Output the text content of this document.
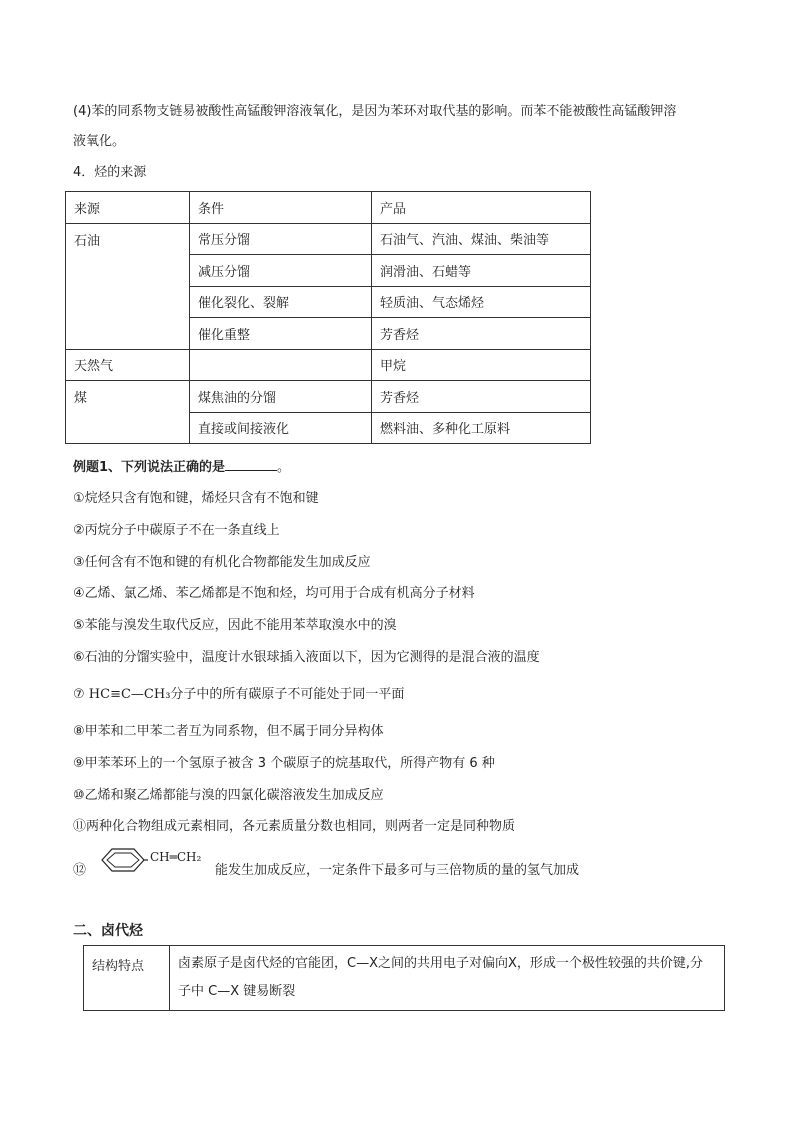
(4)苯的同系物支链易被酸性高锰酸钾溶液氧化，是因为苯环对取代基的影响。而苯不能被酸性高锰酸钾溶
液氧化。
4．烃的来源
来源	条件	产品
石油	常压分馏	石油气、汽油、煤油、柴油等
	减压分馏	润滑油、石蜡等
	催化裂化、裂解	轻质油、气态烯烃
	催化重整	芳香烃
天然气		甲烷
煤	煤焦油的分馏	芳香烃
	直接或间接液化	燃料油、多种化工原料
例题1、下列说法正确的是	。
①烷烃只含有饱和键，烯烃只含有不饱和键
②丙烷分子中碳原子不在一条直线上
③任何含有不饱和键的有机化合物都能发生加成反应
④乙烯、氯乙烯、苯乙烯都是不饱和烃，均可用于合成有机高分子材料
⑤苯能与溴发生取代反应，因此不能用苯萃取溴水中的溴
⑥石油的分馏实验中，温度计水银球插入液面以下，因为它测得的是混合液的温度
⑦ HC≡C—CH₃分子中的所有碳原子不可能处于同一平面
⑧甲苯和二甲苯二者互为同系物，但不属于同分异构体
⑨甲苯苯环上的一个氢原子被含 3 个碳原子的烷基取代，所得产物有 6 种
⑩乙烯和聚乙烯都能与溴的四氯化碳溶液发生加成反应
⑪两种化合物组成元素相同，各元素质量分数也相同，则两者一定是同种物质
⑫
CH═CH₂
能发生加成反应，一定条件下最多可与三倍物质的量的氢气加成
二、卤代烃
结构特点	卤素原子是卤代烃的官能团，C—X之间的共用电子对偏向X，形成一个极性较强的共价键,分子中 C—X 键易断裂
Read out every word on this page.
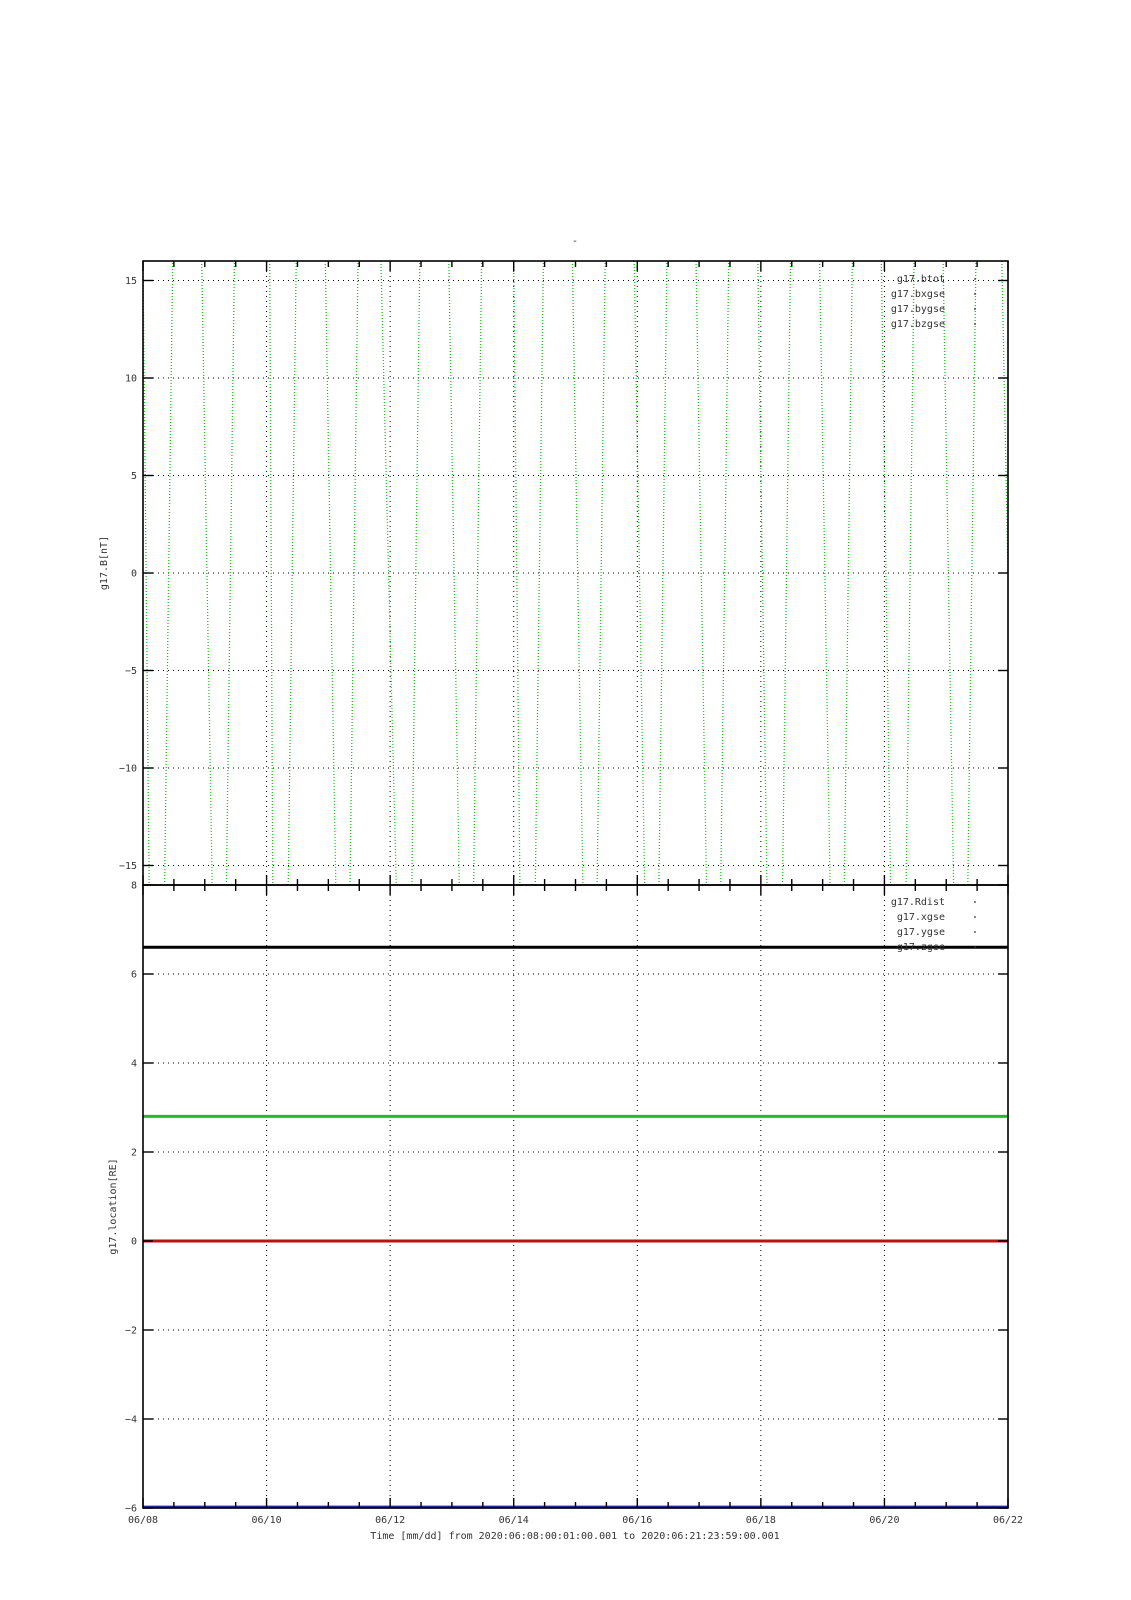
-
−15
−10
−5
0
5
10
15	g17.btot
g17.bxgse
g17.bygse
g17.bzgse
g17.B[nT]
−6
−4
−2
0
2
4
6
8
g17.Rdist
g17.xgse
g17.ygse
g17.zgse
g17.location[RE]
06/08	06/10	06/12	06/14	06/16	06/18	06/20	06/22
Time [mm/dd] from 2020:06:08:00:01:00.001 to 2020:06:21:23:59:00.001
☆ ☆ ☆ ☆ ☆
**Task statement:** Output the records above exactly; leave out the pictures.

**Result below:**
Output the text content of this document.
(4)苯的同系物支链易被酸性高锰酸钾溶液氧化，是因为苯环对取代基的影响。而苯不能被酸性高锰酸钾溶
液氧化。
4．烃的来源
来源	条件	产品
石油	常压分馏	石油气、汽油、煤油、柴油等
	减压分馏	润滑油、石蜡等
	催化裂化、裂解	轻质油、气态烯烃
	催化重整	芳香烃
天然气		甲烷
煤	煤焦油的分馏	芳香烃
	直接或间接液化	燃料油、多种化工原料
例题1、下列说法正确的是	。
①烷烃只含有饱和键，烯烃只含有不饱和键
②丙烷分子中碳原子不在一条直线上
③任何含有不饱和键的有机化合物都能发生加成反应
④乙烯、氯乙烯、苯乙烯都是不饱和烃，均可用于合成有机高分子材料
⑤苯能与溴发生取代反应，因此不能用苯萃取溴水中的溴
⑥石油的分馏实验中，温度计水银球插入液面以下，因为它测得的是混合液的温度
⑦ HC≡C—CH₃分子中的所有碳原子不可能处于同一平面
⑧甲苯和二甲苯二者互为同系物，但不属于同分异构体
⑨甲苯苯环上的一个氢原子被含 3 个碳原子的烷基取代，所得产物有 6 种
⑩乙烯和聚乙烯都能与溴的四氯化碳溶液发生加成反应
⑪两种化合物组成元素相同，各元素质量分数也相同，则两者一定是同种物质
⑫
CH═CH₂
能发生加成反应，一定条件下最多可与三倍物质的量的氢气加成
二、卤代烃
结构特点	卤素原子是卤代烃的官能团，C—X之间的共用电子对偏向X，形成一个极性较强的共价键,分子中 C—X 键易断裂
Read out every word on this page.
-
−15
−10
−5
0
5
10
15	g17.btot
g17.bxgse
g17.bygse
g17.bzgse
g17.B[nT]
−6
−4
−2
0
2
4
6
8
g17.Rdist
g17.xgse
g17.ygse
g17.zgse
g17.location[RE]
06/08	06/10	06/12	06/14	06/16	06/18	06/20	06/22
Time [mm/dd] from 2020:06:08:00:01:00.001 to 2020:06:21:23:59:00.001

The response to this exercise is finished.